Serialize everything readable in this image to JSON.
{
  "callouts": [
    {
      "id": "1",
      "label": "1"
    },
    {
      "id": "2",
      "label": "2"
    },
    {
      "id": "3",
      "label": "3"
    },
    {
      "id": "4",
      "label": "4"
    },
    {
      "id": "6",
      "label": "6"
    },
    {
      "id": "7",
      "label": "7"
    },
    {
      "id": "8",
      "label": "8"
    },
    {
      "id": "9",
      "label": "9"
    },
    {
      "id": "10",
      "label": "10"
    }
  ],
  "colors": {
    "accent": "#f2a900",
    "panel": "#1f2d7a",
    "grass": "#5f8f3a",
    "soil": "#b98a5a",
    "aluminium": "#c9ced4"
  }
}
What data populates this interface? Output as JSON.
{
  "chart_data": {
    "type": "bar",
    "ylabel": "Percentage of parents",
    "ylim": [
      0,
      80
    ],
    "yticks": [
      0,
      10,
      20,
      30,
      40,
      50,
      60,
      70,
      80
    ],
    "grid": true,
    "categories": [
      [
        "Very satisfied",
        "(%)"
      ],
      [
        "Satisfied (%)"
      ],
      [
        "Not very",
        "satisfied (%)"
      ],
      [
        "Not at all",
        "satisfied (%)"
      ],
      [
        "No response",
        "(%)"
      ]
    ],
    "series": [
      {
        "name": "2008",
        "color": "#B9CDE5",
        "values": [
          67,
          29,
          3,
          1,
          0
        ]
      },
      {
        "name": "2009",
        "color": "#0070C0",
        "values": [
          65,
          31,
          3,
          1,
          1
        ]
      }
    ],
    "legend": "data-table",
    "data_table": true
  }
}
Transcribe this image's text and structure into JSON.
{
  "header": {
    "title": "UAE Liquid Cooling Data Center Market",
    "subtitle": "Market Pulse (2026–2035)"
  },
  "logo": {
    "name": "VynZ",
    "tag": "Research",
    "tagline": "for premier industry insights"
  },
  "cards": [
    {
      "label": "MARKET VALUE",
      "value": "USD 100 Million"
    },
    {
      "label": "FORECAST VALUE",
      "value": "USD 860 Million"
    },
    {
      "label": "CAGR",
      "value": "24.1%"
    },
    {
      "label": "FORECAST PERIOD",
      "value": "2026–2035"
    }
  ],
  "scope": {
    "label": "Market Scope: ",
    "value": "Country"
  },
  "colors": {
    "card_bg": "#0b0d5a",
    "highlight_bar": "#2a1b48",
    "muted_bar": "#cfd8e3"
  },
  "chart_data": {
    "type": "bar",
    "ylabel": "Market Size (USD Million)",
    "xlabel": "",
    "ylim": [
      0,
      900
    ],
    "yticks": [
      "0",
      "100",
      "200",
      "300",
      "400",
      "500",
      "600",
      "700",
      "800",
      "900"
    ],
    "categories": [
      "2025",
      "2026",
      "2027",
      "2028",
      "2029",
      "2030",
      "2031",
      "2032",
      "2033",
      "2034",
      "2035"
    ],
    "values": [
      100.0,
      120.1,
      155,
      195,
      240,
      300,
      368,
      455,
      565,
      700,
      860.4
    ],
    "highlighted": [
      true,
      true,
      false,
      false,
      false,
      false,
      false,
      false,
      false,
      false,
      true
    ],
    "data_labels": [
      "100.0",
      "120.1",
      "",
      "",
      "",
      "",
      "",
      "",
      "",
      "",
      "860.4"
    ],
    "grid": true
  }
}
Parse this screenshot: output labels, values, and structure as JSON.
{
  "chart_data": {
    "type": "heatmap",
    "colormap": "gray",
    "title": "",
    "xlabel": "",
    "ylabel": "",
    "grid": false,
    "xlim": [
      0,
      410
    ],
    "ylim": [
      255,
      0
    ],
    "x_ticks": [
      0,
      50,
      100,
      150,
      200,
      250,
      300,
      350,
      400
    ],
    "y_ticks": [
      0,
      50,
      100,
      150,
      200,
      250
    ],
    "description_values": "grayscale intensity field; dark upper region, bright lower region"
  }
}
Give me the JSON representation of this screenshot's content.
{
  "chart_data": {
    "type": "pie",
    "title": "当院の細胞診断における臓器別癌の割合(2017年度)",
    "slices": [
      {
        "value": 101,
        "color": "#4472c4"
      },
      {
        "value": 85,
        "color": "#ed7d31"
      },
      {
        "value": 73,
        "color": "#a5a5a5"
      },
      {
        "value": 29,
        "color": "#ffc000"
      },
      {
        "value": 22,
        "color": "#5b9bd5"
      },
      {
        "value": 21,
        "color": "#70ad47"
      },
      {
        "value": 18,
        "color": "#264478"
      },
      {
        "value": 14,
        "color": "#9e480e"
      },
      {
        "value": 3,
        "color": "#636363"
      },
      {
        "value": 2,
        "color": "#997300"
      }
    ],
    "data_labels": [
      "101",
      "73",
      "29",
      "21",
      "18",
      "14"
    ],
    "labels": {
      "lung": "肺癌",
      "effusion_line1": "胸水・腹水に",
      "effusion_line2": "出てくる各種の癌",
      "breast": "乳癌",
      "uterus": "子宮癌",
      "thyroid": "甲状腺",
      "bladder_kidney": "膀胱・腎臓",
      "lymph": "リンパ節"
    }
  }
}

» **EXERCISE PROMPT**
Each line that contains the string "Million" counts once; report how many such lines the entries have, giving only the number.

» **RESPONSE FOR THIS EXERCISE**
3